──────── Supplied data

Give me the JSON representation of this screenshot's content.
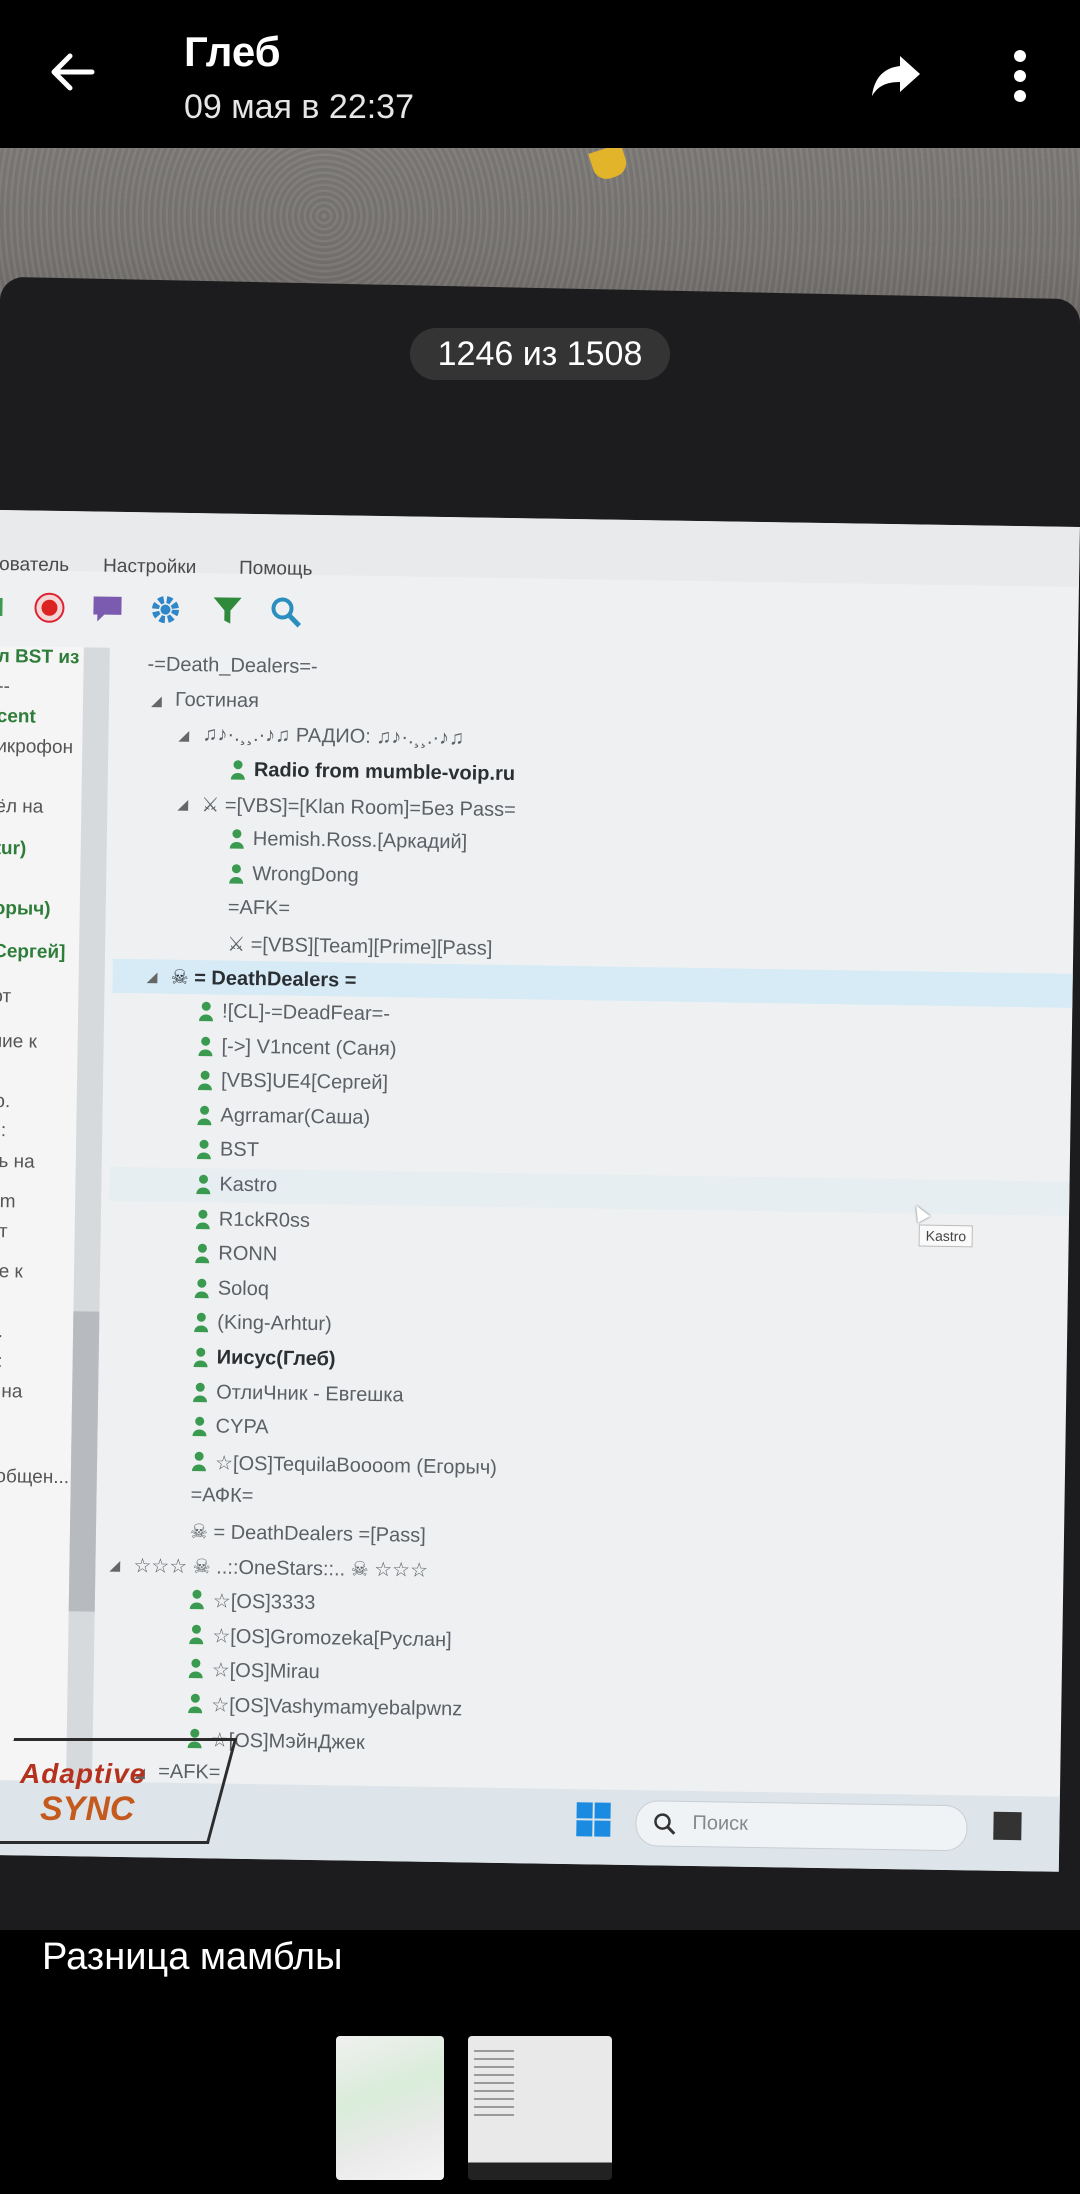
{
  "header": {
    "sender_name": "Глеб",
    "date": "09 мая в 22:37"
  },
  "photo_counter": "1246 из 1508",
  "mumble": {
    "menu": [
      "ователь",
      "Настройки",
      "Помощь"
    ],
    "left_panel": [
      {
        "text": "л BST из",
        "green": true
      },
      {
        "text": "--",
        "green": false
      },
      {
        "text": "cent",
        "green": true
      },
      {
        "text": "икрофон",
        "green": false
      },
      {
        "text": "ёл на",
        "green": false
      },
      {
        "text": "tur)",
        "green": true
      },
      {
        "text": "орыч)",
        "green": true
      },
      {
        "text": "Сергей]",
        "green": true
      },
      {
        "text": "от",
        "green": false
      },
      {
        "text": "ние к",
        "green": false
      },
      {
        "text": "ю.",
        "green": false
      },
      {
        "text": "е:",
        "green": false
      },
      {
        "text": "ть на",
        "green": false
      },
      {
        "text": "om",
        "green": false
      },
      {
        "text": "от",
        "green": false
      },
      {
        "text": "ие к",
        "green": false
      },
      {
        "text": "о.",
        "green": false
      },
      {
        "text": "е:",
        "green": false
      },
      {
        "text": "ь на",
        "green": false
      },
      {
        "text": "u",
        "green": false
      },
      {
        "text": "ообщен...",
        "green": false
      }
    ],
    "tree": [
      {
        "text": "-=Death_Dealers=-",
        "indent": 0,
        "type": "root"
      },
      {
        "text": "Гостиная",
        "indent": 1,
        "type": "channel",
        "arrow": true
      },
      {
        "text": "♫♪·.¸¸.·♪♫ РАДИО: ♫♪·.¸¸.·♪♫",
        "indent": 2,
        "type": "channel",
        "arrow": true
      },
      {
        "text": "Radio from mumble-voip.ru",
        "indent": 3,
        "type": "user",
        "bold": true
      },
      {
        "text": "⚔ =[VBS]=[Klan Room]=Без Pass=",
        "indent": 2,
        "type": "channel",
        "arrow": true
      },
      {
        "text": "Hemish.Ross.[Аркадий]",
        "indent": 3,
        "type": "user"
      },
      {
        "text": "WrongDong",
        "indent": 3,
        "type": "user"
      },
      {
        "text": "=AFK=",
        "indent": 3,
        "type": "channel"
      },
      {
        "text": "⚔ =[VBS][Team][Prime][Pass]",
        "indent": 3,
        "type": "channel"
      },
      {
        "text": "☠ = DeathDealers =",
        "indent": 1,
        "type": "channel",
        "arrow": true,
        "bold": true,
        "selected": true
      },
      {
        "text": "![CL]-=DeadFear=-",
        "indent": 2,
        "type": "user"
      },
      {
        "text": "[->] V1ncent (Саня)",
        "indent": 2,
        "type": "user"
      },
      {
        "text": "[VBS]UE4[Сергей]",
        "indent": 2,
        "type": "user"
      },
      {
        "text": "Agrramar(Саша)",
        "indent": 2,
        "type": "user"
      },
      {
        "text": "BST",
        "indent": 2,
        "type": "user"
      },
      {
        "text": "Kastro",
        "indent": 2,
        "type": "user",
        "hover": true
      },
      {
        "text": "R1ckR0ss",
        "indent": 2,
        "type": "user"
      },
      {
        "text": "RONN",
        "indent": 2,
        "type": "user"
      },
      {
        "text": "Soloq",
        "indent": 2,
        "type": "user"
      },
      {
        "text": "(King-Arhtur)",
        "indent": 2,
        "type": "user"
      },
      {
        "text": "Иисус(Глеб)",
        "indent": 2,
        "type": "user",
        "bold": true
      },
      {
        "text": "ОтлиЧник - Евгешка",
        "indent": 2,
        "type": "user"
      },
      {
        "text": "CYPA",
        "indent": 2,
        "type": "user"
      },
      {
        "text": "☆[OS]TequilaBoooom (Егорыч)",
        "indent": 2,
        "type": "user"
      },
      {
        "text": "=АФК=",
        "indent": 2,
        "type": "channel"
      },
      {
        "text": "☠ = DeathDealers =[Pass]",
        "indent": 2,
        "type": "channel"
      },
      {
        "text": "☆☆☆ ☠ ..::OneStars::.. ☠ ☆☆☆",
        "indent": 0,
        "type": "channel",
        "arrow": true
      },
      {
        "text": "☆[OS]3333",
        "indent": 2,
        "type": "user"
      },
      {
        "text": "☆[OS]Gromozeka[Руслан]",
        "indent": 2,
        "type": "user"
      },
      {
        "text": "☆[OS]Mirau",
        "indent": 2,
        "type": "user"
      },
      {
        "text": "☆[OS]Vashymamyebalpwnz",
        "indent": 2,
        "type": "user"
      },
      {
        "text": "☆[OS]МэйнДжек",
        "indent": 2,
        "type": "user"
      },
      {
        "text": "=AFK=",
        "indent": 1,
        "type": "channel",
        "arrow": true
      }
    ],
    "tooltip": "Kastro",
    "taskbar_search_placeholder": "Поиск"
  },
  "laptop_brand": {
    "line1": "Adaptive",
    "line2": "SYNC"
  },
  "caption": "Разница мамблы",
  "colors": {
    "user_icon": "#3a9a4f",
    "selected_row": "#d6ebf6",
    "background": "#000000"
  }
}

────────────────

Task requirements:
Copy each line in full and exactly, omitting any picture.

Full output:
Give me the JSON representation of this screenshot's content.
{
  "header": {
    "sender_name": "Глеб",
    "date": "09 мая в 22:37"
  },
  "photo_counter": "1246 из 1508",
  "mumble": {
    "menu": [
      "ователь",
      "Настройки",
      "Помощь"
    ],
    "left_panel": [
      {
        "text": "л BST из",
        "green": true
      },
      {
        "text": "--",
        "green": false
      },
      {
        "text": "cent",
        "green": true
      },
      {
        "text": "икрофон",
        "green": false
      },
      {
        "text": "ёл на",
        "green": false
      },
      {
        "text": "tur)",
        "green": true
      },
      {
        "text": "орыч)",
        "green": true
      },
      {
        "text": "Сергей]",
        "green": true
      },
      {
        "text": "от",
        "green": false
      },
      {
        "text": "ние к",
        "green": false
      },
      {
        "text": "ю.",
        "green": false
      },
      {
        "text": "е:",
        "green": false
      },
      {
        "text": "ть на",
        "green": false
      },
      {
        "text": "om",
        "green": false
      },
      {
        "text": "от",
        "green": false
      },
      {
        "text": "ие к",
        "green": false
      },
      {
        "text": "о.",
        "green": false
      },
      {
        "text": "е:",
        "green": false
      },
      {
        "text": "ь на",
        "green": false
      },
      {
        "text": "u",
        "green": false
      },
      {
        "text": "ообщен...",
        "green": false
      }
    ],
    "tree": [
      {
        "text": "-=Death_Dealers=-",
        "indent": 0,
        "type": "root"
      },
      {
        "text": "Гостиная",
        "indent": 1,
        "type": "channel",
        "arrow": true
      },
      {
        "text": "♫♪·.¸¸.·♪♫ РАДИО: ♫♪·.¸¸.·♪♫",
        "indent": 2,
        "type": "channel",
        "arrow": true
      },
      {
        "text": "Radio from mumble-voip.ru",
        "indent": 3,
        "type": "user",
        "bold": true
      },
      {
        "text": "⚔ =[VBS]=[Klan Room]=Без Pass=",
        "indent": 2,
        "type": "channel",
        "arrow": true
      },
      {
        "text": "Hemish.Ross.[Аркадий]",
        "indent": 3,
        "type": "user"
      },
      {
        "text": "WrongDong",
        "indent": 3,
        "type": "user"
      },
      {
        "text": "=AFK=",
        "indent": 3,
        "type": "channel"
      },
      {
        "text": "⚔ =[VBS][Team][Prime][Pass]",
        "indent": 3,
        "type": "channel"
      },
      {
        "text": "☠ = DeathDealers =",
        "indent": 1,
        "type": "channel",
        "arrow": true,
        "bold": true,
        "selected": true
      },
      {
        "text": "![CL]-=DeadFear=-",
        "indent": 2,
        "type": "user"
      },
      {
        "text": "[->] V1ncent (Саня)",
        "indent": 2,
        "type": "user"
      },
      {
        "text": "[VBS]UE4[Сергей]",
        "indent": 2,
        "type": "user"
      },
      {
        "text": "Agrramar(Саша)",
        "indent": 2,
        "type": "user"
      },
      {
        "text": "BST",
        "indent": 2,
        "type": "user"
      },
      {
        "text": "Kastro",
        "indent": 2,
        "type": "user",
        "hover": true
      },
      {
        "text": "R1ckR0ss",
        "indent": 2,
        "type": "user"
      },
      {
        "text": "RONN",
        "indent": 2,
        "type": "user"
      },
      {
        "text": "Soloq",
        "indent": 2,
        "type": "user"
      },
      {
        "text": "(King-Arhtur)",
        "indent": 2,
        "type": "user"
      },
      {
        "text": "Иисус(Глеб)",
        "indent": 2,
        "type": "user",
        "bold": true
      },
      {
        "text": "ОтлиЧник - Евгешка",
        "indent": 2,
        "type": "user"
      },
      {
        "text": "CYPA",
        "indent": 2,
        "type": "user"
      },
      {
        "text": "☆[OS]TequilaBoooom (Егорыч)",
        "indent": 2,
        "type": "user"
      },
      {
        "text": "=АФК=",
        "indent": 2,
        "type": "channel"
      },
      {
        "text": "☠ = DeathDealers =[Pass]",
        "indent": 2,
        "type": "channel"
      },
      {
        "text": "☆☆☆ ☠ ..::OneStars::.. ☠ ☆☆☆",
        "indent": 0,
        "type": "channel",
        "arrow": true
      },
      {
        "text": "☆[OS]3333",
        "indent": 2,
        "type": "user"
      },
      {
        "text": "☆[OS]Gromozeka[Руслан]",
        "indent": 2,
        "type": "user"
      },
      {
        "text": "☆[OS]Mirau",
        "indent": 2,
        "type": "user"
      },
      {
        "text": "☆[OS]Vashymamyebalpwnz",
        "indent": 2,
        "type": "user"
      },
      {
        "text": "☆[OS]МэйнДжек",
        "indent": 2,
        "type": "user"
      },
      {
        "text": "=AFK=",
        "indent": 1,
        "type": "channel",
        "arrow": true
      }
    ],
    "tooltip": "Kastro",
    "taskbar_search_placeholder": "Поиск"
  },
  "laptop_brand": {
    "line1": "Adaptive",
    "line2": "SYNC"
  },
  "caption": "Разница мамблы",
  "colors": {
    "user_icon": "#3a9a4f",
    "selected_row": "#d6ebf6",
    "background": "#000000"
  }
}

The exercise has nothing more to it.